WHAT IS NEEDED
Examine the material below and count the lines that hold the word "العقيلة". Report only the number.

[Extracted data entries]

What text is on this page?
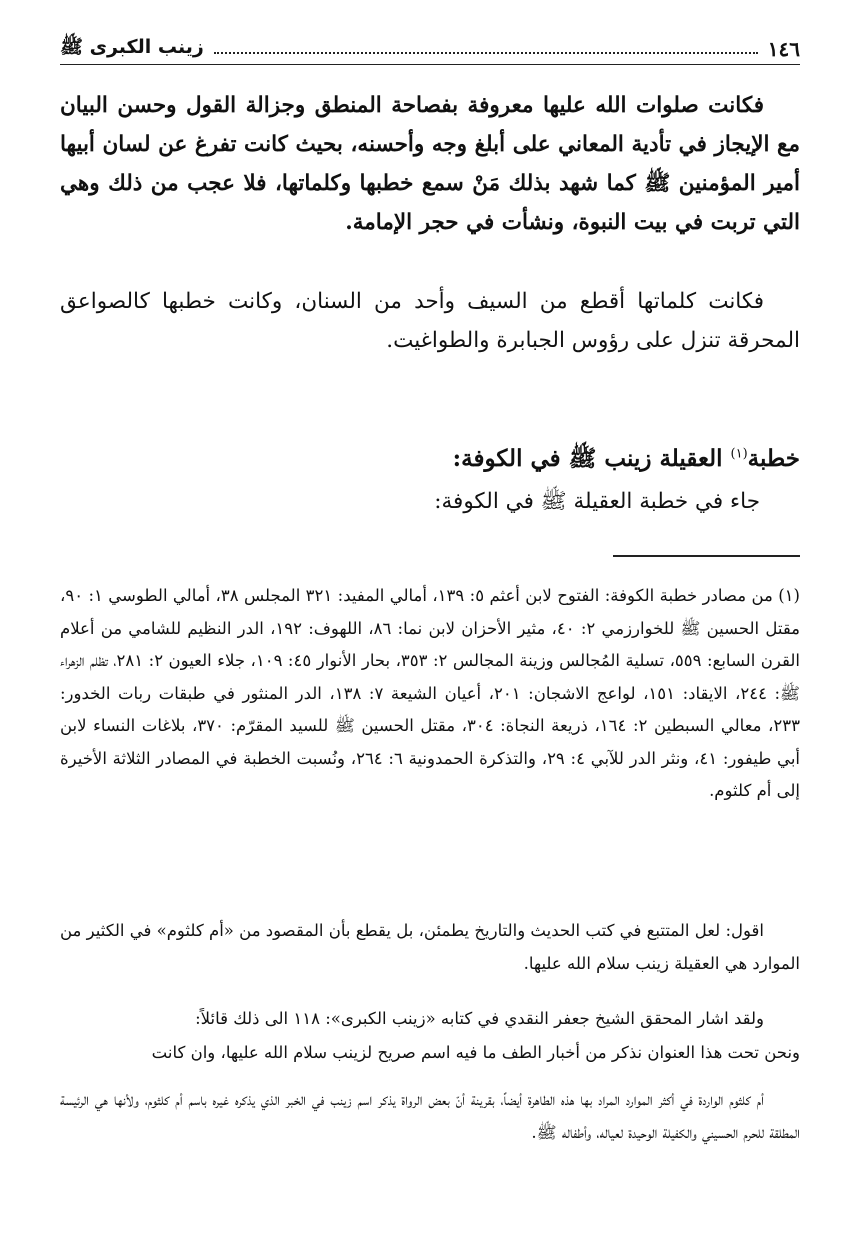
١٤٦
زينب الكبرى ﷺ

فكانت صلوات الله عليها معروفة بفصاحة المنطق وجزالة القول وحسن البيان مع الإيجاز في تأدية المعاني على أبلغ وجه وأحسنه، بحيث كانت تفرغ عن لسان أبيها أمير المؤمنين ﷺ كما شهد بذلك مَنْ سمع خطبها وكلماتها، فلا عجب من ذلك وهي التي تربت في بيت النبوة، ونشأت في حجر الإمامة.

فكانت كلماتها أقطع من السيف وأحد من السنان، وكانت خطبها كالصواعق المحرقة تنزل على رؤوس الجبابرة والطواغيت.

خطبة$^{(١)}$ العقيلة زينب ﷺ في الكوفة:

جاء في خطبة العقيلة ﷺ في الكوفة:

(١) من مصادر خطبة الكوفة: الفتوح لابن أعثم ٥: ١٣٩، أمالي المفيد: ٣٢١ المجلس ٣٨، أمالي الطوسي ١: ٩٠، مقتل الحسين ﷺ للخوارزمي ٢: ٤٠، مثير الأحزان لابن نما: ٨٦، اللهوف: ١٩٢، الدر النظيم للشامي من أعلام القرن السابع: ٥٥٩، تسلية المُجالس وزينة المجالس ٢: ٣٥٣، بحار الأنوار ٤٥: ١٠٩، جلاء العيون ٢: ٢٨١، تظلم الزهراء ﷺ: ٢٤٤، الايقاد: ١٥١، لواعج الاشجان: ٢٠١، أعيان الشيعة ٧: ١٣٨، الدر المنثور في طبقات ربات الخدور: ٢٣٣، معالي السبطين ٢: ١٦٤، ذريعة النجاة: ٣٠٤، مقتل الحسين ﷺ للسيد المقرّم: ٣٧٠، بلاغات النساء لابن أبي طيفور: ٤١، ونثر الدر للآبي ٤: ٢٩، والتذكرة الحمدونية ٦: ٢٦٤، ونُسبت الخطبة في المصادر الثلاثة الأخيرة إلى أم كلثوم.

اقول: لعل المتتبع في كتب الحديث والتاريخ يطمئن، بل يقطع بأن المقصود من «أم كلثوم» في الكثير من الموارد هي العقيلة زينب سلام الله عليها.

ولقد اشار المحقق الشيخ جعفر النقدي في كتابه «زينب الكبرى»: ١١٨ الى ذلك قائلاً:

ونحن تحت هذا العنوان نذكر من أخبار الطف ما فيه اسم صريح لزينب سلام الله عليها، وان كانت

أم كلثوم الواردة في أكثر الموارد المراد بها هذه الطاهرة أيضاً، بقرينة أنّ بعض الرواة يذكر اسم زينب في الخبر الذي يذكره غيره باسم أم كلثوم، ولأنها هي الرئيسة المطلقة للحرم الحسيني والكفيلة الوحيدة لعياله، وأطفاله ﷺ.
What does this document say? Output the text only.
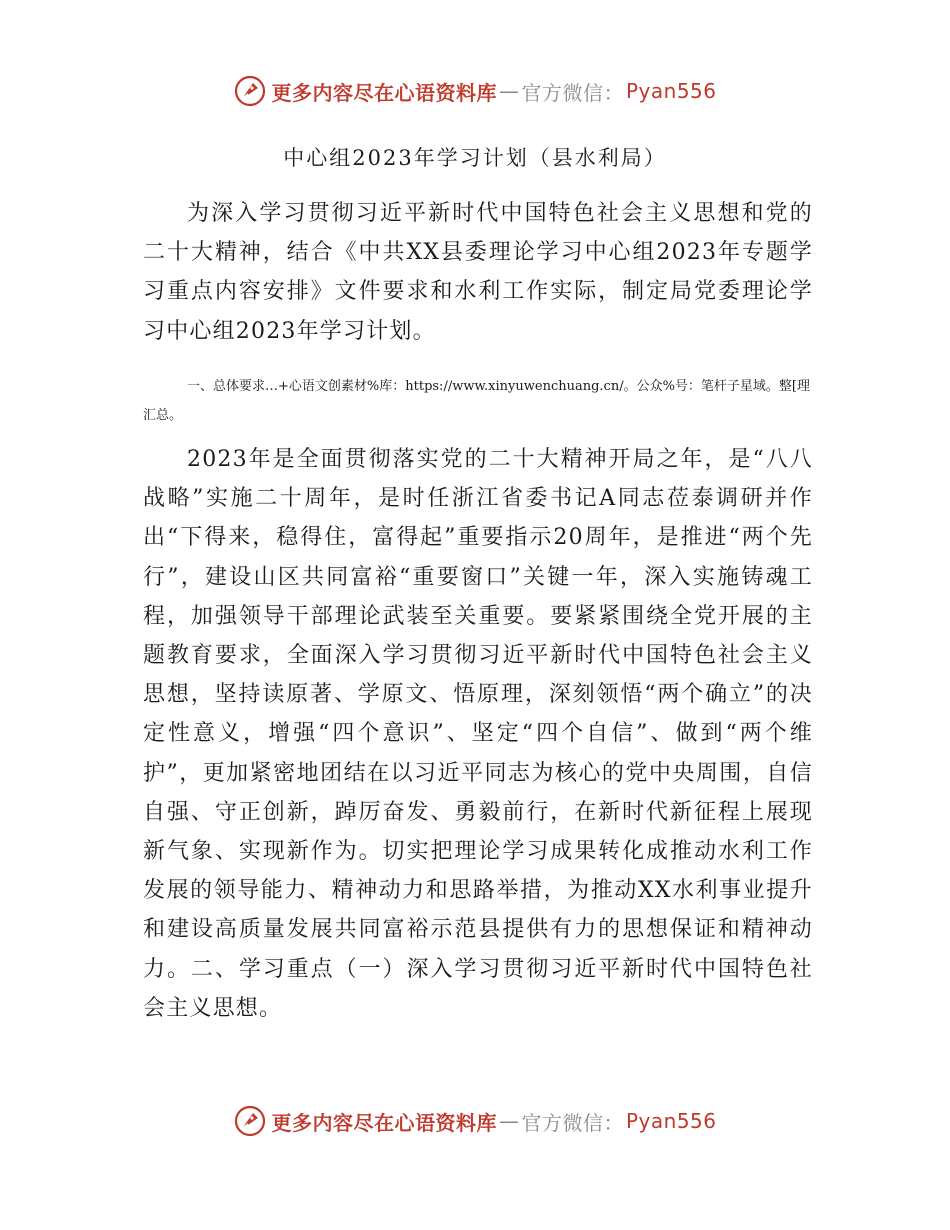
更多内容尽在心语资料库 — 官方微信： Pyan556
中心组2023年学习计划（县水利局）

为深入学习贯彻习近平新时代中国特色社会主义思想和党的二十大精神，结合《中共XX县委理论学习中心组2023年专题学习重点内容安排》文件要求和水利工作实际，制定局党委理论学习中心组2023年学习计划。

一、总体要求…+心语文创素材%库：https://www.xinyuwenchuang.cn/。公众%号：笔杆子星域。整[理汇总。

2023年是全面贯彻落实党的二十大精神开局之年，是“八八战略”实施二十周年，是时任浙江省委书记A同志莅泰调研并作出“下得来，稳得住，富得起”重要指示20周年，是推进“两个先行”，建设山区共同富裕“重要窗口”关键一年，深入实施铸魂工程，加强领导干部理论武装至关重要。要紧紧围绕全党开展的主题教育要求，全面深入学习贯彻习近平新时代中国特色社会主义思想，坚持读原著、学原文、悟原理，深刻领悟“两个确立”的决定性意义，增强“四个意识”、坚定“四个自信”、做到“两个维护”，更加紧密地团结在以习近平同志为核心的党中央周围，自信自强、守正创新，踔厉奋发、勇毅前行，在新时代新征程上展现新气象、实现新作为。切实把理论学习成果转化成推动水利工作发展的领导能力、精神动力和思路举措，为推动XX水利事业提升和建设高质量发展共同富裕示范县提供有力的思想保证和精神动力。二、学习重点（一）深入学习贯彻习近平新时代中国特色社会主义思想。

更多内容尽在心语资料库 — 官方微信： Pyan556
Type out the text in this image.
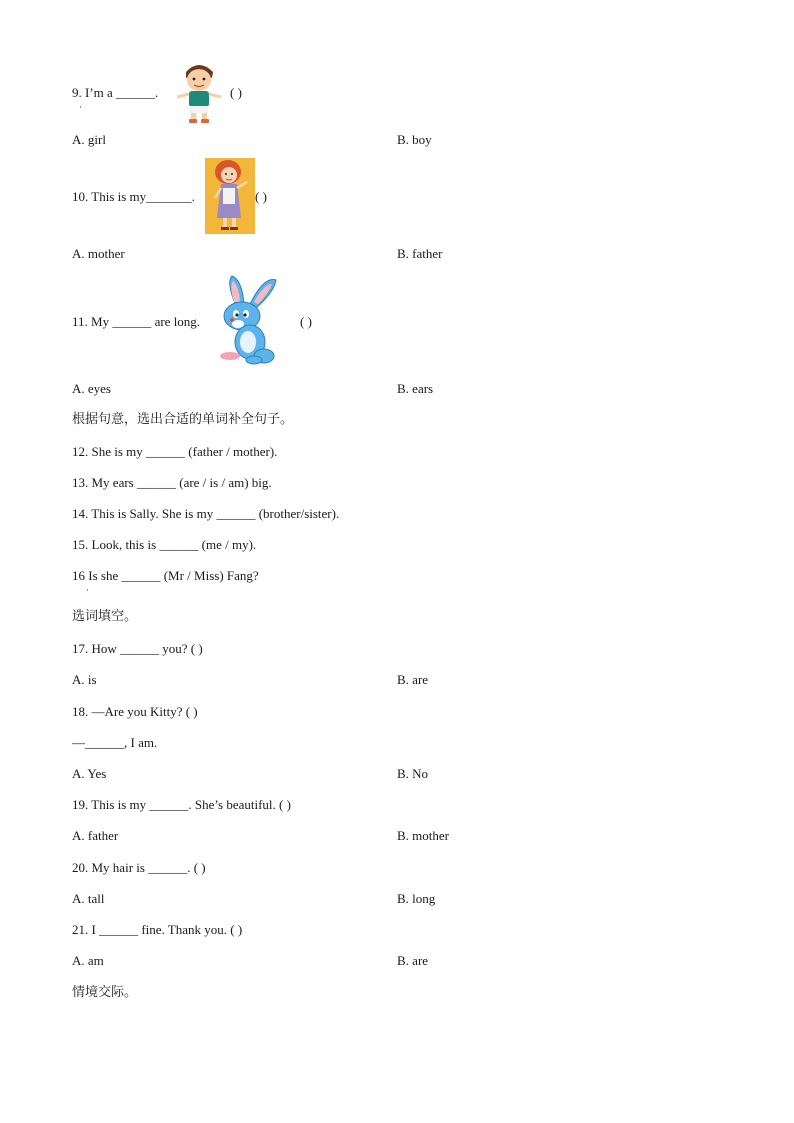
9. I’m a ______.
·
( )
A. girl	B. boy
10. This is my_______.	( )
A. mother	B. father
11. My ______ are long.	( )
A. eyes	B. ears
根据句意，选出合适的单词补全句子。
12. She is my ______ (father / mother).
13. My ears ______ (are / is / am) big.
14. This is Sally. She is my ______ (brother/sister).
15. Look, this is ______ (me / my).
16 Is she ______ (Mr / Miss) Fang?
·
选词填空。
17. How ______ you? ( )
A. is	B. are
18. —Are you Kitty? ( )
—______, I am.
A. Yes	B. No
19. This is my ______. She’s beautiful. ( )
A. father	B. mother
20. My hair is ______. ( )
A. tall	B. long
21. I ______ fine. Thank you. ( )
A. am	B. are
情境交际。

ANSWER BELOW
3